◆ The task: Could you print all the entries exactly?

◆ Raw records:

<<<<

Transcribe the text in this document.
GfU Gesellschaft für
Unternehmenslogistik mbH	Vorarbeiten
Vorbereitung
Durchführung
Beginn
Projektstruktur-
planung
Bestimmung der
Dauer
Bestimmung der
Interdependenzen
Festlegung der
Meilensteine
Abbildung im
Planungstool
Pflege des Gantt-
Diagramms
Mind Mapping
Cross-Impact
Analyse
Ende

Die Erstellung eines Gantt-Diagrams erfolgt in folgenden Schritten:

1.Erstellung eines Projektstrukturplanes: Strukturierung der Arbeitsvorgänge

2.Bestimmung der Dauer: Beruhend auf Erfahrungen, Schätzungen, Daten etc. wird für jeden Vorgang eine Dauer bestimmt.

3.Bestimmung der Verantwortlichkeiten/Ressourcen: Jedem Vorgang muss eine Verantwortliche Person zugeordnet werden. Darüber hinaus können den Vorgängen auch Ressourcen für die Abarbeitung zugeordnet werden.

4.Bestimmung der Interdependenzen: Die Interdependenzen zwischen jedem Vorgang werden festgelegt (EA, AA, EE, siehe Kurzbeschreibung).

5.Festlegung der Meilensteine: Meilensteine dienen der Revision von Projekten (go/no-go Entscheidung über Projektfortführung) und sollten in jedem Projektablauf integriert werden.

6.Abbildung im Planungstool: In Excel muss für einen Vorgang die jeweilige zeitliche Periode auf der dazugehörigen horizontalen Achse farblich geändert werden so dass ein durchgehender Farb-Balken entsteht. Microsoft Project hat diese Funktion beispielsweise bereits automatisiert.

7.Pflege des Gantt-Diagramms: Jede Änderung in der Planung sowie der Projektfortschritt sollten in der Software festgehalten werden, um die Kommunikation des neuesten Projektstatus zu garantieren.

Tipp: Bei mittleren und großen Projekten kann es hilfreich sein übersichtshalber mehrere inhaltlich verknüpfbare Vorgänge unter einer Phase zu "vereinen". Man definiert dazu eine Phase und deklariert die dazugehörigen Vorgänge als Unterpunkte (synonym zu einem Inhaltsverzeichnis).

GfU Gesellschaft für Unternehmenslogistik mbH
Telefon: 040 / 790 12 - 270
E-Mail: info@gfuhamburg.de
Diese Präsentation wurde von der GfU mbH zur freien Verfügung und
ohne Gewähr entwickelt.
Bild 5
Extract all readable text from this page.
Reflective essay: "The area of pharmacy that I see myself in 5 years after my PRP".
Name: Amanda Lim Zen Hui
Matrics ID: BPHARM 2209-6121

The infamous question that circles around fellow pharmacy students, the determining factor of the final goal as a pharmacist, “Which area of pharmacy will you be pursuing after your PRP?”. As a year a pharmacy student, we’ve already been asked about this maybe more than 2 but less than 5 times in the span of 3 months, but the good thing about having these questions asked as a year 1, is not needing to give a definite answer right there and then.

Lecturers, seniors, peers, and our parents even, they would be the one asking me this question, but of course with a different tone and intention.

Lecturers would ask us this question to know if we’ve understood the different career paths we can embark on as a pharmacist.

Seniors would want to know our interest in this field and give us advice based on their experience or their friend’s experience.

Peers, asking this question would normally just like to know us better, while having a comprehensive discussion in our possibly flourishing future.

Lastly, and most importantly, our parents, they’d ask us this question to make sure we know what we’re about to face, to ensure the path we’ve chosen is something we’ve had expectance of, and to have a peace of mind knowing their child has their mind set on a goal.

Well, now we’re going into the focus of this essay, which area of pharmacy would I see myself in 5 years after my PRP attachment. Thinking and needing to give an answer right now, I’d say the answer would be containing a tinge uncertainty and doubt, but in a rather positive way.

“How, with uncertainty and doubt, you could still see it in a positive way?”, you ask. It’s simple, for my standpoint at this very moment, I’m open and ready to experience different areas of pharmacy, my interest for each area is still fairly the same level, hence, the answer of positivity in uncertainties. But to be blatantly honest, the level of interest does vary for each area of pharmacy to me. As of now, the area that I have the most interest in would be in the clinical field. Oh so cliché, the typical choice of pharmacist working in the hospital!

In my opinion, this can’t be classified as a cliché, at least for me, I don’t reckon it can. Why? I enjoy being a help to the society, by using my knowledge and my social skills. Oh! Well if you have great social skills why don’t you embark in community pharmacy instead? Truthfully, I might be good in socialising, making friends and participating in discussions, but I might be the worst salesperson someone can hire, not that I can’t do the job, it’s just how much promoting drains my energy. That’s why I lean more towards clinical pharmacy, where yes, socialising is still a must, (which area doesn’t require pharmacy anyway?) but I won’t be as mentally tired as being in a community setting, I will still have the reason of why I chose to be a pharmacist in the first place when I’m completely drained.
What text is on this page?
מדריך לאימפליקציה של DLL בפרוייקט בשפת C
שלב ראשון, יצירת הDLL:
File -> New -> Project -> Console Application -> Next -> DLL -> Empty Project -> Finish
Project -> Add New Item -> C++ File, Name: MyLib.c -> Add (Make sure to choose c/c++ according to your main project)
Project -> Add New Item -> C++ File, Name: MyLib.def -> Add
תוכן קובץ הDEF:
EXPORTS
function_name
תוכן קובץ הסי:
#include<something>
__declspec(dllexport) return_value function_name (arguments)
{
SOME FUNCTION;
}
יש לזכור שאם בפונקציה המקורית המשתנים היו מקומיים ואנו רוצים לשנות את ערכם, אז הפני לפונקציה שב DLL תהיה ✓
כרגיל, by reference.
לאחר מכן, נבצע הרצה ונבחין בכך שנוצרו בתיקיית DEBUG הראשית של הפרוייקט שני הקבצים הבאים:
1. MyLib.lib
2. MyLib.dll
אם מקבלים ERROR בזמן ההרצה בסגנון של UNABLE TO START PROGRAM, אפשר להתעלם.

>>>>

◆ Written solution:
Transcribe the text in this document.
GfU Gesellschaft für
Unternehmenslogistik mbH	Vorarbeiten
Vorbereitung
Durchführung
Beginn
Projektstruktur-
planung
Bestimmung der
Dauer
Bestimmung der
Interdependenzen
Festlegung der
Meilensteine
Abbildung im
Planungstool
Pflege des Gantt-
Diagramms
Mind Mapping
Cross-Impact
Analyse
Ende

Die Erstellung eines Gantt-Diagrams erfolgt in folgenden Schritten:

1.Erstellung eines Projektstrukturplanes: Strukturierung der Arbeitsvorgänge

2.Bestimmung der Dauer: Beruhend auf Erfahrungen, Schätzungen, Daten etc. wird für jeden Vorgang eine Dauer bestimmt.

3.Bestimmung der Verantwortlichkeiten/Ressourcen: Jedem Vorgang muss eine Verantwortliche Person zugeordnet werden. Darüber hinaus können den Vorgängen auch Ressourcen für die Abarbeitung zugeordnet werden.

4.Bestimmung der Interdependenzen: Die Interdependenzen zwischen jedem Vorgang werden festgelegt (EA, AA, EE, siehe Kurzbeschreibung).

5.Festlegung der Meilensteine: Meilensteine dienen der Revision von Projekten (go/no-go Entscheidung über Projektfortführung) und sollten in jedem Projektablauf integriert werden.

6.Abbildung im Planungstool: In Excel muss für einen Vorgang die jeweilige zeitliche Periode auf der dazugehörigen horizontalen Achse farblich geändert werden so dass ein durchgehender Farb-Balken entsteht. Microsoft Project hat diese Funktion beispielsweise bereits automatisiert.

7.Pflege des Gantt-Diagramms: Jede Änderung in der Planung sowie der Projektfortschritt sollten in der Software festgehalten werden, um die Kommunikation des neuesten Projektstatus zu garantieren.

Tipp: Bei mittleren und großen Projekten kann es hilfreich sein übersichtshalber mehrere inhaltlich verknüpfbare Vorgänge unter einer Phase zu "vereinen". Man definiert dazu eine Phase und deklariert die dazugehörigen Vorgänge als Unterpunkte (synonym zu einem Inhaltsverzeichnis).

GfU Gesellschaft für Unternehmenslogistik mbH
Telefon: 040 / 790 12 - 270
E-Mail: info@gfuhamburg.de
Diese Präsentation wurde von der GfU mbH zur freien Verfügung und
ohne Gewähr entwickelt.
Bild 5
Extract all readable text from this page.
Reflective essay: "The area of pharmacy that I see myself in 5 years after my PRP".
Name: Amanda Lim Zen Hui
Matrics ID: BPHARM 2209-6121

The infamous question that circles around fellow pharmacy students, the determining factor of the final goal as a pharmacist, “Which area of pharmacy will you be pursuing after your PRP?”. As a year a pharmacy student, we’ve already been asked about this maybe more than 2 but less than 5 times in the span of 3 months, but the good thing about having these questions asked as a year 1, is not needing to give a definite answer right there and then.

Lecturers, seniors, peers, and our parents even, they would be the one asking me this question, but of course with a different tone and intention.

Lecturers would ask us this question to know if we’ve understood the different career paths we can embark on as a pharmacist.

Seniors would want to know our interest in this field and give us advice based on their experience or their friend’s experience.

Peers, asking this question would normally just like to know us better, while having a comprehensive discussion in our possibly flourishing future.

Lastly, and most importantly, our parents, they’d ask us this question to make sure we know what we’re about to face, to ensure the path we’ve chosen is something we’ve had expectance of, and to have a peace of mind knowing their child has their mind set on a goal.

Well, now we’re going into the focus of this essay, which area of pharmacy would I see myself in 5 years after my PRP attachment. Thinking and needing to give an answer right now, I’d say the answer would be containing a tinge uncertainty and doubt, but in a rather positive way.

“How, with uncertainty and doubt, you could still see it in a positive way?”, you ask. It’s simple, for my standpoint at this very moment, I’m open and ready to experience different areas of pharmacy, my interest for each area is still fairly the same level, hence, the answer of positivity in uncertainties. But to be blatantly honest, the level of interest does vary for each area of pharmacy to me. As of now, the area that I have the most interest in would be in the clinical field. Oh so cliché, the typical choice of pharmacist working in the hospital!

In my opinion, this can’t be classified as a cliché, at least for me, I don’t reckon it can. Why? I enjoy being a help to the society, by using my knowledge and my social skills. Oh! Well if you have great social skills why don’t you embark in community pharmacy instead? Truthfully, I might be good in socialising, making friends and participating in discussions, but I might be the worst salesperson someone can hire, not that I can’t do the job, it’s just how much promoting drains my energy. That’s why I lean more towards clinical pharmacy, where yes, socialising is still a must, (which area doesn’t require pharmacy anyway?) but I won’t be as mentally tired as being in a community setting, I will still have the reason of why I chose to be a pharmacist in the first place when I’m completely drained.
What text is on this page?
מדריך לאימפליקציה של DLL בפרוייקט בשפת C
שלב ראשון, יצירת הDLL:
File -> New -> Project -> Console Application -> Next -> DLL -> Empty Project -> Finish
Project -> Add New Item -> C++ File, Name: MyLib.c -> Add (Make sure to choose c/c++ according to your main project)
Project -> Add New Item -> C++ File, Name: MyLib.def -> Add
תוכן קובץ הDEF:
EXPORTS
function_name
תוכן קובץ הסי:
#include<something>
__declspec(dllexport) return_value function_name (arguments)
{
SOME FUNCTION;
}
יש לזכור שאם בפונקציה המקורית המשתנים היו מקומיים ואנו רוצים לשנות את ערכם, אז הפני לפונקציה שב DLL תהיה ✓
כרגיל, by reference.
לאחר מכן, נבצע הרצה ונבחין בכך שנוצרו בתיקיית DEBUG הראשית של הפרוייקט שני הקבצים הבאים:
1. MyLib.lib
2. MyLib.dll
אם מקבלים ERROR בזמן ההרצה בסגנון של UNABLE TO START PROGRAM, אפשר להתעלם.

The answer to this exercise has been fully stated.